[Provided data]:
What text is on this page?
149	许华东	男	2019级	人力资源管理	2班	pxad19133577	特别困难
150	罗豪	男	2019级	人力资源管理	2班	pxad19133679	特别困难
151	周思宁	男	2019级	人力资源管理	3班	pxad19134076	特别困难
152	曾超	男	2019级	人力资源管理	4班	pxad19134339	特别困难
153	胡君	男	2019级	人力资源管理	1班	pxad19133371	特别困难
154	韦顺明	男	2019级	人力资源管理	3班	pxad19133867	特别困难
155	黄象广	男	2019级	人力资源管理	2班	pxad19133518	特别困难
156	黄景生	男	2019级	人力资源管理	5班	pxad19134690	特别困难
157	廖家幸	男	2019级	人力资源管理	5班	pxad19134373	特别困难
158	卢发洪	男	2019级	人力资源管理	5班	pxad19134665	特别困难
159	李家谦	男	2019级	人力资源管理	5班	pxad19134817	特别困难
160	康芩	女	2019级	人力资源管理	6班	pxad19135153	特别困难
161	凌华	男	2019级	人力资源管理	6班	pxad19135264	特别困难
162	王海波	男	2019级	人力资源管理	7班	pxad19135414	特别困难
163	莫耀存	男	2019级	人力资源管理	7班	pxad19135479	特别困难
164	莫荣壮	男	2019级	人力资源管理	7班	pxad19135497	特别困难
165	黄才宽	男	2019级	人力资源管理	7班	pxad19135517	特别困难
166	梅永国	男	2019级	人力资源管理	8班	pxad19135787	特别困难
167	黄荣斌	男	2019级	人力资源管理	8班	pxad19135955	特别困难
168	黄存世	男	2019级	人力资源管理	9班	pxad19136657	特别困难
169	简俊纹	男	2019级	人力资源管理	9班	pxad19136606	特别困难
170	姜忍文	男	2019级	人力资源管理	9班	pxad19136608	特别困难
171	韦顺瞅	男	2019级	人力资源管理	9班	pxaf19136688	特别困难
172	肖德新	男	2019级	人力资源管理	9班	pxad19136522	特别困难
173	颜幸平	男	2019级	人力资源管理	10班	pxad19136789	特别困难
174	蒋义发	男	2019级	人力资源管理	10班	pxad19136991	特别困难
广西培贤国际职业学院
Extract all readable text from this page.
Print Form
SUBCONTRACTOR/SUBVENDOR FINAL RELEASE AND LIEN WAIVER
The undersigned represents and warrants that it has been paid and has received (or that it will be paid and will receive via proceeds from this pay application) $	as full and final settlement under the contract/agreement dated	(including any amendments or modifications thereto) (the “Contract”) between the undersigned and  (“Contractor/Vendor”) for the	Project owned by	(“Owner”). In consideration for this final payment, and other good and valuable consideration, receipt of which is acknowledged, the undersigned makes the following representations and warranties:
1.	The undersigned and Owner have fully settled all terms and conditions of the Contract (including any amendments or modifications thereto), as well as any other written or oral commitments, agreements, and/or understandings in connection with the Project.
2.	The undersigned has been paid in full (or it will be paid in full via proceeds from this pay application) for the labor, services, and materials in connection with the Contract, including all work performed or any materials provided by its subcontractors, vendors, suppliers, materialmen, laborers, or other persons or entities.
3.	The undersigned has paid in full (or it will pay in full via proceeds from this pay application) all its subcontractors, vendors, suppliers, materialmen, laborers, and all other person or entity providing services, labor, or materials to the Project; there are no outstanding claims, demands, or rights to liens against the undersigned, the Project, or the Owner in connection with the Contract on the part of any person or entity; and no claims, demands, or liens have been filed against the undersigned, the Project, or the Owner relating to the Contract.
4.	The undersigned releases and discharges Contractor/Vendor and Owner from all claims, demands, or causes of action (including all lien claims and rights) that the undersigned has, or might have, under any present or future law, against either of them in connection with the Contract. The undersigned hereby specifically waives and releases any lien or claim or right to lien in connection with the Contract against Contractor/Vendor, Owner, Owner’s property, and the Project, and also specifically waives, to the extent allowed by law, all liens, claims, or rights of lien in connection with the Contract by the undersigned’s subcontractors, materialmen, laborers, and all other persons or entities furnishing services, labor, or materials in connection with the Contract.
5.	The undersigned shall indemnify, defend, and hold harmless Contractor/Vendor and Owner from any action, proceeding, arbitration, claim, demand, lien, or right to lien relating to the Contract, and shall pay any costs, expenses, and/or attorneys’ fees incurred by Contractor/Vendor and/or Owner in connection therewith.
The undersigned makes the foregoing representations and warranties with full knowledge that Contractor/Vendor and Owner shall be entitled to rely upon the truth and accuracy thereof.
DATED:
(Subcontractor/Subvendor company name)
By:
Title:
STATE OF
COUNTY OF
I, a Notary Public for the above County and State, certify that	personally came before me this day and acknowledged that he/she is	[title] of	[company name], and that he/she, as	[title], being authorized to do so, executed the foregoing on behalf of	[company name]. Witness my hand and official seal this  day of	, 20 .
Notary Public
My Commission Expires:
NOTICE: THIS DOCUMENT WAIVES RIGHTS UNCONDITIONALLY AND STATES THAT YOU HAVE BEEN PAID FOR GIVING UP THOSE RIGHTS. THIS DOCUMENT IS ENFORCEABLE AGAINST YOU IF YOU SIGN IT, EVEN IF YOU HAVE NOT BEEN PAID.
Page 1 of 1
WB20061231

[Written exercise]: Copy each entry exactly, with nothing added or dropped.

[Complete output]:
What text is on this page?
149	许华东	男	2019级	人力资源管理	2班	pxad19133577	特别困难
150	罗豪	男	2019级	人力资源管理	2班	pxad19133679	特别困难
151	周思宁	男	2019级	人力资源管理	3班	pxad19134076	特别困难
152	曾超	男	2019级	人力资源管理	4班	pxad19134339	特别困难
153	胡君	男	2019级	人力资源管理	1班	pxad19133371	特别困难
154	韦顺明	男	2019级	人力资源管理	3班	pxad19133867	特别困难
155	黄象广	男	2019级	人力资源管理	2班	pxad19133518	特别困难
156	黄景生	男	2019级	人力资源管理	5班	pxad19134690	特别困难
157	廖家幸	男	2019级	人力资源管理	5班	pxad19134373	特别困难
158	卢发洪	男	2019级	人力资源管理	5班	pxad19134665	特别困难
159	李家谦	男	2019级	人力资源管理	5班	pxad19134817	特别困难
160	康芩	女	2019级	人力资源管理	6班	pxad19135153	特别困难
161	凌华	男	2019级	人力资源管理	6班	pxad19135264	特别困难
162	王海波	男	2019级	人力资源管理	7班	pxad19135414	特别困难
163	莫耀存	男	2019级	人力资源管理	7班	pxad19135479	特别困难
164	莫荣壮	男	2019级	人力资源管理	7班	pxad19135497	特别困难
165	黄才宽	男	2019级	人力资源管理	7班	pxad19135517	特别困难
166	梅永国	男	2019级	人力资源管理	8班	pxad19135787	特别困难
167	黄荣斌	男	2019级	人力资源管理	8班	pxad19135955	特别困难
168	黄存世	男	2019级	人力资源管理	9班	pxad19136657	特别困难
169	简俊纹	男	2019级	人力资源管理	9班	pxad19136606	特别困难
170	姜忍文	男	2019级	人力资源管理	9班	pxad19136608	特别困难
171	韦顺瞅	男	2019级	人力资源管理	9班	pxaf19136688	特别困难
172	肖德新	男	2019级	人力资源管理	9班	pxad19136522	特别困难
173	颜幸平	男	2019级	人力资源管理	10班	pxad19136789	特别困难
174	蒋义发	男	2019级	人力资源管理	10班	pxad19136991	特别困难
广西培贤国际职业学院
Extract all readable text from this page.
Print Form
SUBCONTRACTOR/SUBVENDOR FINAL RELEASE AND LIEN WAIVER
The undersigned represents and warrants that it has been paid and has received (or that it will be paid and will receive via proceeds from this pay application) $	as full and final settlement under the contract/agreement dated	(including any amendments or modifications thereto) (the “Contract”) between the undersigned and  (“Contractor/Vendor”) for the	Project owned by	(“Owner”). In consideration for this final payment, and other good and valuable consideration, receipt of which is acknowledged, the undersigned makes the following representations and warranties:
1.	The undersigned and Owner have fully settled all terms and conditions of the Contract (including any amendments or modifications thereto), as well as any other written or oral commitments, agreements, and/or understandings in connection with the Project.
2.	The undersigned has been paid in full (or it will be paid in full via proceeds from this pay application) for the labor, services, and materials in connection with the Contract, including all work performed or any materials provided by its subcontractors, vendors, suppliers, materialmen, laborers, or other persons or entities.
3.	The undersigned has paid in full (or it will pay in full via proceeds from this pay application) all its subcontractors, vendors, suppliers, materialmen, laborers, and all other person or entity providing services, labor, or materials to the Project; there are no outstanding claims, demands, or rights to liens against the undersigned, the Project, or the Owner in connection with the Contract on the part of any person or entity; and no claims, demands, or liens have been filed against the undersigned, the Project, or the Owner relating to the Contract.
4.	The undersigned releases and discharges Contractor/Vendor and Owner from all claims, demands, or causes of action (including all lien claims and rights) that the undersigned has, or might have, under any present or future law, against either of them in connection with the Contract. The undersigned hereby specifically waives and releases any lien or claim or right to lien in connection with the Contract against Contractor/Vendor, Owner, Owner’s property, and the Project, and also specifically waives, to the extent allowed by law, all liens, claims, or rights of lien in connection with the Contract by the undersigned’s subcontractors, materialmen, laborers, and all other persons or entities furnishing services, labor, or materials in connection with the Contract.
5.	The undersigned shall indemnify, defend, and hold harmless Contractor/Vendor and Owner from any action, proceeding, arbitration, claim, demand, lien, or right to lien relating to the Contract, and shall pay any costs, expenses, and/or attorneys’ fees incurred by Contractor/Vendor and/or Owner in connection therewith.
The undersigned makes the foregoing representations and warranties with full knowledge that Contractor/Vendor and Owner shall be entitled to rely upon the truth and accuracy thereof.
DATED:
(Subcontractor/Subvendor company name)
By:
Title:
STATE OF
COUNTY OF
I, a Notary Public for the above County and State, certify that	personally came before me this day and acknowledged that he/she is	[title] of	[company name], and that he/she, as	[title], being authorized to do so, executed the foregoing on behalf of	[company name]. Witness my hand and official seal this  day of	, 20 .
Notary Public
My Commission Expires:
NOTICE: THIS DOCUMENT WAIVES RIGHTS UNCONDITIONALLY AND STATES THAT YOU HAVE BEEN PAID FOR GIVING UP THOSE RIGHTS. THIS DOCUMENT IS ENFORCEABLE AGAINST YOU IF YOU SIGN IT, EVEN IF YOU HAVE NOT BEEN PAID.
Page 1 of 1
WB20061231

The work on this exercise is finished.